++++ Task inputs

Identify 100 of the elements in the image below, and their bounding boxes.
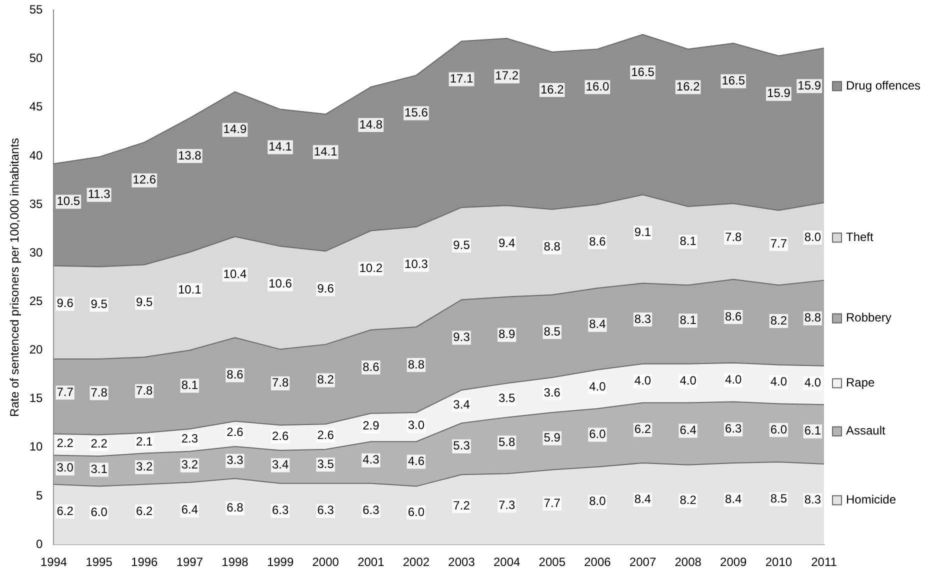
x-tick-label: 2000 bbox=[312, 555, 340, 570]
data-label: 6.2 bbox=[136, 504, 154, 518]
x-tick-label: 2002 bbox=[402, 555, 430, 570]
y-tick-label: 0 bbox=[36, 536, 44, 551]
legend-label: Rape bbox=[846, 376, 876, 390]
data-label: 6.0 bbox=[589, 427, 606, 442]
y-tick-label: 35 bbox=[29, 196, 44, 211]
legend-label: Drug offences bbox=[846, 78, 920, 92]
data-label: 2.6 bbox=[272, 428, 289, 443]
data-label: 8.8 bbox=[804, 310, 822, 325]
data-label: 10.5 bbox=[56, 194, 80, 208]
data-label: 9.5 bbox=[90, 297, 108, 312]
data-label: 9.1 bbox=[634, 225, 652, 240]
y-tick-label: 40 bbox=[29, 148, 44, 162]
legend-label: Robbery bbox=[846, 310, 892, 325]
data-label: 10.1 bbox=[178, 282, 202, 296]
data-label: 9.6 bbox=[317, 281, 334, 296]
data-label: 3.0 bbox=[56, 460, 74, 475]
data-label: 8.4 bbox=[589, 317, 606, 332]
data-label: 5.3 bbox=[453, 438, 470, 453]
data-label: 6.3 bbox=[272, 503, 289, 518]
data-label: 7.8 bbox=[725, 230, 742, 244]
data-label: 6.3 bbox=[317, 503, 334, 518]
x-tick-label: 1996 bbox=[131, 555, 158, 570]
x-tick-label: 2009 bbox=[720, 555, 748, 570]
data-label: 2.2 bbox=[90, 436, 108, 451]
x-tick-label: 2005 bbox=[538, 555, 566, 570]
legend-label: Assault bbox=[846, 424, 886, 438]
data-label: 6.2 bbox=[56, 504, 74, 518]
data-label: 15.9 bbox=[798, 78, 822, 92]
data-label: 8.8 bbox=[544, 240, 561, 254]
data-label: 4.0 bbox=[770, 374, 788, 389]
data-label: 15.6 bbox=[404, 106, 428, 120]
data-label: 11.3 bbox=[88, 187, 111, 202]
data-label: 3.2 bbox=[181, 458, 198, 472]
data-label: 6.0 bbox=[408, 504, 425, 519]
x-tick-label: 1997 bbox=[176, 555, 204, 570]
y-tick-label: 55 bbox=[29, 2, 44, 17]
data-label: 2.1 bbox=[136, 434, 154, 448]
data-label: 8.8 bbox=[408, 357, 425, 372]
data-label: 9.3 bbox=[453, 330, 470, 344]
data-label: 3.5 bbox=[498, 390, 516, 405]
data-label: 7.7 bbox=[56, 384, 74, 399]
data-label: 12.6 bbox=[132, 172, 156, 187]
data-label: 2.9 bbox=[362, 418, 380, 432]
data-label: 4.0 bbox=[634, 374, 652, 388]
data-label: 8.0 bbox=[589, 494, 606, 508]
data-label: 6.0 bbox=[90, 504, 108, 519]
x-tick-label: 2004 bbox=[493, 555, 521, 570]
data-label: 8.3 bbox=[634, 312, 652, 326]
data-label: 8.3 bbox=[804, 492, 822, 507]
data-label: 3.0 bbox=[408, 418, 425, 432]
data-label: 2.2 bbox=[56, 436, 74, 450]
data-label: 8.2 bbox=[770, 313, 788, 328]
data-label: 10.6 bbox=[268, 276, 292, 291]
y-tick-label: 5 bbox=[36, 488, 44, 502]
data-label: 8.2 bbox=[317, 372, 334, 387]
data-label: 7.7 bbox=[544, 496, 561, 510]
data-label: 14.1 bbox=[314, 144, 338, 158]
data-label: 8.5 bbox=[544, 324, 561, 338]
y-tick-label: 25 bbox=[29, 294, 44, 308]
y-tick-label: 30 bbox=[29, 245, 44, 260]
y-tick-label: 45 bbox=[29, 100, 44, 114]
x-tick-label: 1998 bbox=[222, 555, 249, 570]
data-label: 7.2 bbox=[453, 498, 470, 512]
x-tick-label: 1995 bbox=[86, 555, 113, 570]
data-label: 6.3 bbox=[725, 422, 742, 436]
data-label: 2.6 bbox=[226, 424, 244, 439]
data-label: 8.1 bbox=[181, 378, 198, 392]
x-tick-label: 1999 bbox=[266, 555, 294, 570]
data-label: 17.1 bbox=[450, 72, 474, 86]
data-label: 8.6 bbox=[362, 360, 380, 374]
data-label: 8.9 bbox=[498, 327, 516, 342]
data-label: 16.5 bbox=[631, 64, 655, 79]
data-label: 8.5 bbox=[770, 491, 788, 506]
data-label: 7.8 bbox=[90, 385, 108, 400]
data-label: 4.6 bbox=[408, 454, 425, 468]
data-label: 5.9 bbox=[544, 430, 561, 445]
data-label: 3.4 bbox=[272, 458, 289, 472]
x-tick-label: 2010 bbox=[765, 555, 792, 570]
x-tick-label: 2006 bbox=[584, 555, 612, 570]
data-label: 15.9 bbox=[767, 86, 791, 100]
data-label: 3.4 bbox=[453, 397, 470, 412]
data-label: 8.2 bbox=[680, 493, 697, 508]
data-label: 10.4 bbox=[223, 266, 247, 281]
legend-label: Theft bbox=[846, 230, 874, 244]
data-label: 4.3 bbox=[362, 452, 380, 467]
data-label: 13.8 bbox=[178, 148, 202, 162]
data-label: 10.2 bbox=[359, 261, 383, 276]
data-label: 6.3 bbox=[362, 503, 380, 518]
data-label: 14.9 bbox=[223, 122, 247, 136]
y-tick-label: 50 bbox=[29, 51, 44, 66]
data-label: 14.8 bbox=[359, 117, 383, 132]
data-label: 8.6 bbox=[589, 234, 606, 248]
data-label: 6.0 bbox=[770, 422, 788, 436]
x-tick-label: 2008 bbox=[674, 555, 702, 570]
data-label: 4.0 bbox=[725, 372, 742, 387]
data-label: 3.1 bbox=[90, 462, 108, 476]
data-label: 8.1 bbox=[680, 312, 697, 327]
data-label: 4.0 bbox=[680, 374, 697, 388]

++++++++

▶ _Set exercise_
Can you retype all of the material above word for word, leaving the pictures out?

▶ _Expected answer_
Identify 100 of the elements in the image below, and their bounding boxes.
x-tick-label: 2000 bbox=[312, 555, 340, 570]
data-label: 6.2 bbox=[136, 504, 154, 518]
x-tick-label: 2002 bbox=[402, 555, 430, 570]
y-tick-label: 0 bbox=[36, 536, 44, 551]
legend-label: Rape bbox=[846, 376, 876, 390]
data-label: 6.0 bbox=[589, 427, 606, 442]
y-tick-label: 35 bbox=[29, 196, 44, 211]
legend-label: Drug offences bbox=[846, 78, 920, 92]
data-label: 2.6 bbox=[272, 428, 289, 443]
data-label: 8.8 bbox=[804, 310, 822, 325]
data-label: 10.5 bbox=[56, 194, 80, 208]
data-label: 9.5 bbox=[90, 297, 108, 312]
data-label: 9.1 bbox=[634, 225, 652, 240]
y-tick-label: 40 bbox=[29, 148, 44, 162]
legend-label: Robbery bbox=[846, 310, 892, 325]
data-label: 10.1 bbox=[178, 282, 202, 296]
data-label: 9.6 bbox=[317, 281, 334, 296]
data-label: 3.0 bbox=[56, 460, 74, 475]
data-label: 8.4 bbox=[589, 317, 606, 332]
data-label: 5.3 bbox=[453, 438, 470, 453]
data-label: 6.3 bbox=[272, 503, 289, 518]
data-label: 7.8 bbox=[725, 230, 742, 244]
data-label: 6.3 bbox=[317, 503, 334, 518]
x-tick-label: 1996 bbox=[131, 555, 158, 570]
x-tick-label: 2009 bbox=[720, 555, 748, 570]
data-label: 2.2 bbox=[90, 436, 108, 451]
x-tick-label: 2005 bbox=[538, 555, 566, 570]
legend-label: Assault bbox=[846, 424, 886, 438]
data-label: 6.2 bbox=[56, 504, 74, 518]
data-label: 15.9 bbox=[798, 78, 822, 92]
data-label: 8.8 bbox=[544, 240, 561, 254]
data-label: 4.0 bbox=[770, 374, 788, 389]
data-label: 15.6 bbox=[404, 106, 428, 120]
data-label: 11.3 bbox=[88, 187, 111, 202]
data-label: 3.2 bbox=[181, 458, 198, 472]
data-label: 6.0 bbox=[408, 504, 425, 519]
x-tick-label: 1997 bbox=[176, 555, 204, 570]
y-tick-label: 55 bbox=[29, 2, 44, 17]
data-label: 2.1 bbox=[136, 434, 154, 448]
data-label: 8.8 bbox=[408, 357, 425, 372]
data-label: 9.3 bbox=[453, 330, 470, 344]
data-label: 3.5 bbox=[498, 390, 516, 405]
data-label: 7.7 bbox=[56, 384, 74, 399]
data-label: 12.6 bbox=[132, 172, 156, 187]
data-label: 2.9 bbox=[362, 418, 380, 432]
data-label: 4.0 bbox=[634, 374, 652, 388]
data-label: 8.0 bbox=[589, 494, 606, 508]
data-label: 6.0 bbox=[90, 504, 108, 519]
x-tick-label: 2004 bbox=[493, 555, 521, 570]
data-label: 8.3 bbox=[634, 312, 652, 326]
data-label: 8.3 bbox=[804, 492, 822, 507]
data-label: 3.0 bbox=[408, 418, 425, 432]
data-label: 2.2 bbox=[56, 436, 74, 450]
data-label: 8.2 bbox=[770, 313, 788, 328]
data-label: 10.6 bbox=[268, 276, 292, 291]
y-tick-label: 5 bbox=[36, 488, 44, 502]
data-label: 8.2 bbox=[317, 372, 334, 387]
data-label: 7.7 bbox=[544, 496, 561, 510]
data-label: 14.1 bbox=[314, 144, 338, 158]
data-label: 8.5 bbox=[544, 324, 561, 338]
y-tick-label: 25 bbox=[29, 294, 44, 308]
y-tick-label: 30 bbox=[29, 245, 44, 260]
y-tick-label: 45 bbox=[29, 100, 44, 114]
x-tick-label: 1998 bbox=[222, 555, 249, 570]
data-label: 7.2 bbox=[453, 498, 470, 512]
x-tick-label: 1995 bbox=[86, 555, 113, 570]
data-label: 6.3 bbox=[725, 422, 742, 436]
data-label: 2.6 bbox=[226, 424, 244, 439]
data-label: 8.1 bbox=[181, 378, 198, 392]
x-tick-label: 1999 bbox=[266, 555, 294, 570]
data-label: 17.1 bbox=[450, 72, 474, 86]
data-label: 8.6 bbox=[362, 360, 380, 374]
data-label: 8.9 bbox=[498, 327, 516, 342]
data-label: 16.5 bbox=[631, 64, 655, 79]
data-label: 8.5 bbox=[770, 491, 788, 506]
data-label: 7.8 bbox=[90, 385, 108, 400]
data-label: 4.6 bbox=[408, 454, 425, 468]
data-label: 5.9 bbox=[544, 430, 561, 445]
data-label: 3.4 bbox=[272, 458, 289, 472]
x-tick-label: 2010 bbox=[765, 555, 792, 570]
x-tick-label: 2006 bbox=[584, 555, 612, 570]
data-label: 15.9 bbox=[767, 86, 791, 100]
data-label: 3.4 bbox=[453, 397, 470, 412]
data-label: 8.2 bbox=[680, 493, 697, 508]
data-label: 10.4 bbox=[223, 266, 247, 281]
legend-label: Theft bbox=[846, 230, 874, 244]
data-label: 4.3 bbox=[362, 452, 380, 467]
data-label: 13.8 bbox=[178, 148, 202, 162]
data-label: 10.2 bbox=[359, 261, 383, 276]
data-label: 6.3 bbox=[362, 503, 380, 518]
data-label: 14.9 bbox=[223, 122, 247, 136]
y-tick-label: 50 bbox=[29, 51, 44, 66]
data-label: 14.8 bbox=[359, 117, 383, 132]
data-label: 8.6 bbox=[589, 234, 606, 248]
data-label: 6.0 bbox=[770, 422, 788, 436]
x-tick-label: 2008 bbox=[674, 555, 702, 570]
data-label: 4.0 bbox=[725, 372, 742, 387]
data-label: 3.1 bbox=[90, 462, 108, 476]
data-label: 8.1 bbox=[680, 312, 697, 327]
data-label: 4.0 bbox=[680, 374, 697, 388]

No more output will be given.